>> start EXERCISE INPUT

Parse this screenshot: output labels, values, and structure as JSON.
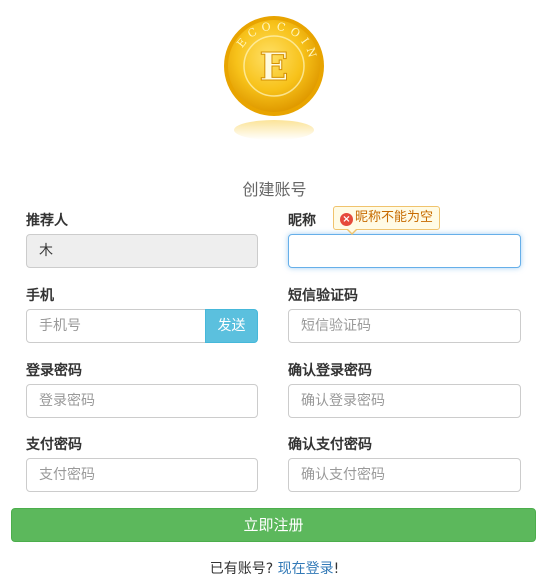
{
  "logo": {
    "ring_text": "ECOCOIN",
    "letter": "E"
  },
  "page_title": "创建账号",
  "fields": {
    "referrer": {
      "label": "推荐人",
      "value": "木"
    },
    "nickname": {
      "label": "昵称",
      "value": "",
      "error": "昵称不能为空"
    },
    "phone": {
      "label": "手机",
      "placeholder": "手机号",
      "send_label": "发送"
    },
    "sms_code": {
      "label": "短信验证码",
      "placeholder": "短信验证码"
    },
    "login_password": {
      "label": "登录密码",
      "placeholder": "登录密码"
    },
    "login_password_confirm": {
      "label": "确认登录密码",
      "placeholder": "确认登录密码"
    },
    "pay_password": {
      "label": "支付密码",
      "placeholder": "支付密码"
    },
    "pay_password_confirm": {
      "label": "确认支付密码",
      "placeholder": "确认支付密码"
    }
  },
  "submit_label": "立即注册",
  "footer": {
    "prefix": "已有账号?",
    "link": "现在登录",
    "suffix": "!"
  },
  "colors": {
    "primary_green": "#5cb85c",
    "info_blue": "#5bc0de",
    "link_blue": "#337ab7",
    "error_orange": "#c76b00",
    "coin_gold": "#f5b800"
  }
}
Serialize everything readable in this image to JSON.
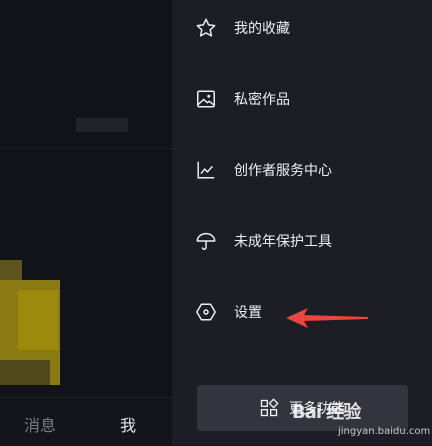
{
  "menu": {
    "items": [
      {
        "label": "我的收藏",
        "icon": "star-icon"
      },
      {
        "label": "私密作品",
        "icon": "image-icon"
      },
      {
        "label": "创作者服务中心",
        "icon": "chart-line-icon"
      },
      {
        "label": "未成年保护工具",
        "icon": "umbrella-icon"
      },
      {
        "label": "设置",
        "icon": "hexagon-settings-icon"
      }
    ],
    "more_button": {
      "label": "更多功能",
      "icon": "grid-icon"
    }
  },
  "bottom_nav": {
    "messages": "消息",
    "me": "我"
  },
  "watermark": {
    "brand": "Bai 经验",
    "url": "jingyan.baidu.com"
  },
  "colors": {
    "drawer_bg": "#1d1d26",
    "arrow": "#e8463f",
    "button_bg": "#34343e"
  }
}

>> end EXERCISE INPUT

## GOAL
Select and copy every line from the records that includes the word "JSON".

## SOLUTION
Parse this screenshot: output labels, values, and structure as JSON.
Serialize everything readable in this image to JSON.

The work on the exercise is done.